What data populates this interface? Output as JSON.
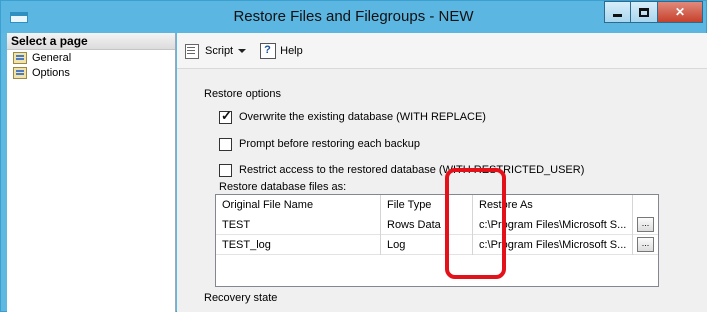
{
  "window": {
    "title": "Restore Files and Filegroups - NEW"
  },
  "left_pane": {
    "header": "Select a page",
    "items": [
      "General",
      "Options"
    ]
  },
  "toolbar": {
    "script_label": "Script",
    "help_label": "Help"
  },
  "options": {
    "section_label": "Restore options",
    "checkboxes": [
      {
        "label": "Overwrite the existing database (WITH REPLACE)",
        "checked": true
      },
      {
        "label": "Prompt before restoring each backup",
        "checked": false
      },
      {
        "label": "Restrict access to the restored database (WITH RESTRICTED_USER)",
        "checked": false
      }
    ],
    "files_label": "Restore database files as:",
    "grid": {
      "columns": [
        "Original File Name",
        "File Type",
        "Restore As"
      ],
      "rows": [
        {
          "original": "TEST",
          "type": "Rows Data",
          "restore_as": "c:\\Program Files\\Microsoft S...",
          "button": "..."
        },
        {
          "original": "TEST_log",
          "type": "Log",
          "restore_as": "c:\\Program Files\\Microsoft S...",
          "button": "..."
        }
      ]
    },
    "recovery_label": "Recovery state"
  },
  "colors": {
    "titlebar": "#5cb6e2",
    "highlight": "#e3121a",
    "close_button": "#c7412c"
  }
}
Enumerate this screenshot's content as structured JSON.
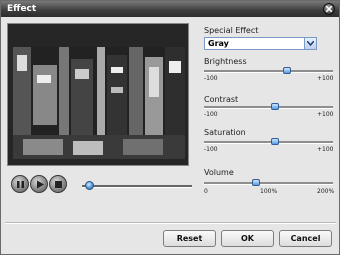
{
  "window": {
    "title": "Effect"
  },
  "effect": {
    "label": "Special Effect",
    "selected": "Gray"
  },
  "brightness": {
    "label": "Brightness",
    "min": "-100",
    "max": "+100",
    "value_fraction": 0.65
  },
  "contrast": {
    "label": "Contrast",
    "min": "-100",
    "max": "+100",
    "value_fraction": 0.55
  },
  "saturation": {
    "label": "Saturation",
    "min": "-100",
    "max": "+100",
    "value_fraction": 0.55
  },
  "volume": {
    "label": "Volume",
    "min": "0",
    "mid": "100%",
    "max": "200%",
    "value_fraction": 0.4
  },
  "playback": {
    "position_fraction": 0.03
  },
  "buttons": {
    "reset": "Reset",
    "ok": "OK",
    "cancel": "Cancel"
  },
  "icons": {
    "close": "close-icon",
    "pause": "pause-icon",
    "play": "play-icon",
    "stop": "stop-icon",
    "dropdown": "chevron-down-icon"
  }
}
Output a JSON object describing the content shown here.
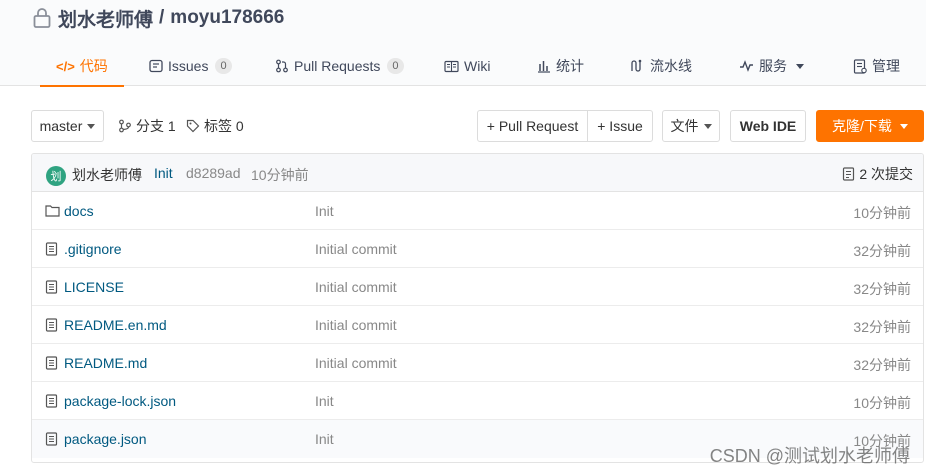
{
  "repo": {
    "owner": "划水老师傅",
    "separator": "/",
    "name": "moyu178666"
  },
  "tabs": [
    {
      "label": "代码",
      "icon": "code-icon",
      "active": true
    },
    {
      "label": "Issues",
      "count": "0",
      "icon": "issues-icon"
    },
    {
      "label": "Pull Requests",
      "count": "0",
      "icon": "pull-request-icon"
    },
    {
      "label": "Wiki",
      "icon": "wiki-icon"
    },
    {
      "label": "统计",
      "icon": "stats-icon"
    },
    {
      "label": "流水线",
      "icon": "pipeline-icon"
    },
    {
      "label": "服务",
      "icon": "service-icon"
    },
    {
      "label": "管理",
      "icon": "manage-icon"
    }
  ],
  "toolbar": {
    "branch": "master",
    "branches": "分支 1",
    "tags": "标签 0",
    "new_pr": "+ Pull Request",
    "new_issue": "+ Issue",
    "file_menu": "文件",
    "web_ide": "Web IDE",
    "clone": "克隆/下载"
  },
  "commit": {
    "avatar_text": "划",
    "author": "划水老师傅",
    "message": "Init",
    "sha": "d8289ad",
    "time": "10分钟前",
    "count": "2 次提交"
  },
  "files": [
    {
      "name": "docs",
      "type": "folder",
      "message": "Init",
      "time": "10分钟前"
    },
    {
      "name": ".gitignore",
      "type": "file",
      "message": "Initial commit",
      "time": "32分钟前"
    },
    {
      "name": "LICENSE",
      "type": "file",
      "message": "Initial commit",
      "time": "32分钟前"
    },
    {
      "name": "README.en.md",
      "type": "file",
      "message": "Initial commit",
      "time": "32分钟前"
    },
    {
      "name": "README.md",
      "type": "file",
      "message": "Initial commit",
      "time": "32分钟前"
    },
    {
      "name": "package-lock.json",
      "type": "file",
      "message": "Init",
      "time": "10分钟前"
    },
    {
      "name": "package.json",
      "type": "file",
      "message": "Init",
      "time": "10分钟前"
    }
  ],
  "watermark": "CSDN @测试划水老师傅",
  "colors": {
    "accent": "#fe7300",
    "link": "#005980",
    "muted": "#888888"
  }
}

● ● ●

**Set problem:**
Exclude the pictures, and transcribe all of the material exactly.

**Exercise output:**
What data populates this interface? Output as JSON.
{
  "window": {
    "title": "Restore Files and Filegroups - NEW"
  },
  "left_pane": {
    "header": "Select a page",
    "items": [
      "General",
      "Options"
    ]
  },
  "toolbar": {
    "script_label": "Script",
    "help_label": "Help"
  },
  "options": {
    "section_label": "Restore options",
    "checkboxes": [
      {
        "label": "Overwrite the existing database (WITH REPLACE)",
        "checked": true
      },
      {
        "label": "Prompt before restoring each backup",
        "checked": false
      },
      {
        "label": "Restrict access to the restored database (WITH RESTRICTED_USER)",
        "checked": false
      }
    ],
    "files_label": "Restore database files as:",
    "grid": {
      "columns": [
        "Original File Name",
        "File Type",
        "Restore As"
      ],
      "rows": [
        {
          "original": "TEST",
          "type": "Rows Data",
          "restore_as": "c:\\Program Files\\Microsoft S...",
          "button": "..."
        },
        {
          "original": "TEST_log",
          "type": "Log",
          "restore_as": "c:\\Program Files\\Microsoft S...",
          "button": "..."
        }
      ]
    },
    "recovery_label": "Recovery state"
  },
  "colors": {
    "titlebar": "#5cb6e2",
    "highlight": "#e3121a",
    "close_button": "#c7412c"
  }
}
Enumerate this screenshot's content as structured JSON.
{
  "window": {
    "title": "Effect"
  },
  "effect": {
    "label": "Special Effect",
    "selected": "Gray"
  },
  "brightness": {
    "label": "Brightness",
    "min": "-100",
    "max": "+100",
    "value_fraction": 0.65
  },
  "contrast": {
    "label": "Contrast",
    "min": "-100",
    "max": "+100",
    "value_fraction": 0.55
  },
  "saturation": {
    "label": "Saturation",
    "min": "-100",
    "max": "+100",
    "value_fraction": 0.55
  },
  "volume": {
    "label": "Volume",
    "min": "0",
    "mid": "100%",
    "max": "200%",
    "value_fraction": 0.4
  },
  "playback": {
    "position_fraction": 0.03
  },
  "buttons": {
    "reset": "Reset",
    "ok": "OK",
    "cancel": "Cancel"
  },
  "icons": {
    "close": "close-icon",
    "pause": "pause-icon",
    "play": "play-icon",
    "stop": "stop-icon",
    "dropdown": "chevron-down-icon"
  }
}
Output a JSON object describing the content shown here.
{
  "repo": {
    "owner": "划水老师傅",
    "separator": "/",
    "name": "moyu178666"
  },
  "tabs": [
    {
      "label": "代码",
      "icon": "code-icon",
      "active": true
    },
    {
      "label": "Issues",
      "count": "0",
      "icon": "issues-icon"
    },
    {
      "label": "Pull Requests",
      "count": "0",
      "icon": "pull-request-icon"
    },
    {
      "label": "Wiki",
      "icon": "wiki-icon"
    },
    {
      "label": "统计",
      "icon": "stats-icon"
    },
    {
      "label": "流水线",
      "icon": "pipeline-icon"
    },
    {
      "label": "服务",
      "icon": "service-icon"
    },
    {
      "label": "管理",
      "icon": "manage-icon"
    }
  ],
  "toolbar": {
    "branch": "master",
    "branches": "分支 1",
    "tags": "标签 0",
    "new_pr": "+ Pull Request",
    "new_issue": "+ Issue",
    "file_menu": "文件",
    "web_ide": "Web IDE",
    "clone": "克隆/下载"
  },
  "commit": {
    "avatar_text": "划",
    "author": "划水老师傅",
    "message": "Init",
    "sha": "d8289ad",
    "time": "10分钟前",
    "count": "2 次提交"
  },
  "files": [
    {
      "name": "docs",
      "type": "folder",
      "message": "Init",
      "time": "10分钟前"
    },
    {
      "name": ".gitignore",
      "type": "file",
      "message": "Initial commit",
      "time": "32分钟前"
    },
    {
      "name": "LICENSE",
      "type": "file",
      "message": "Initial commit",
      "time": "32分钟前"
    },
    {
      "name": "README.en.md",
      "type": "file",
      "message": "Initial commit",
      "time": "32分钟前"
    },
    {
      "name": "README.md",
      "type": "file",
      "message": "Initial commit",
      "time": "32分钟前"
    },
    {
      "name": "package-lock.json",
      "type": "file",
      "message": "Init",
      "time": "10分钟前"
    },
    {
      "name": "package.json",
      "type": "file",
      "message": "Init",
      "time": "10分钟前"
    }
  ],
  "watermark": "CSDN @测试划水老师傅",
  "colors": {
    "accent": "#fe7300",
    "link": "#005980",
    "muted": "#888888"
  }
}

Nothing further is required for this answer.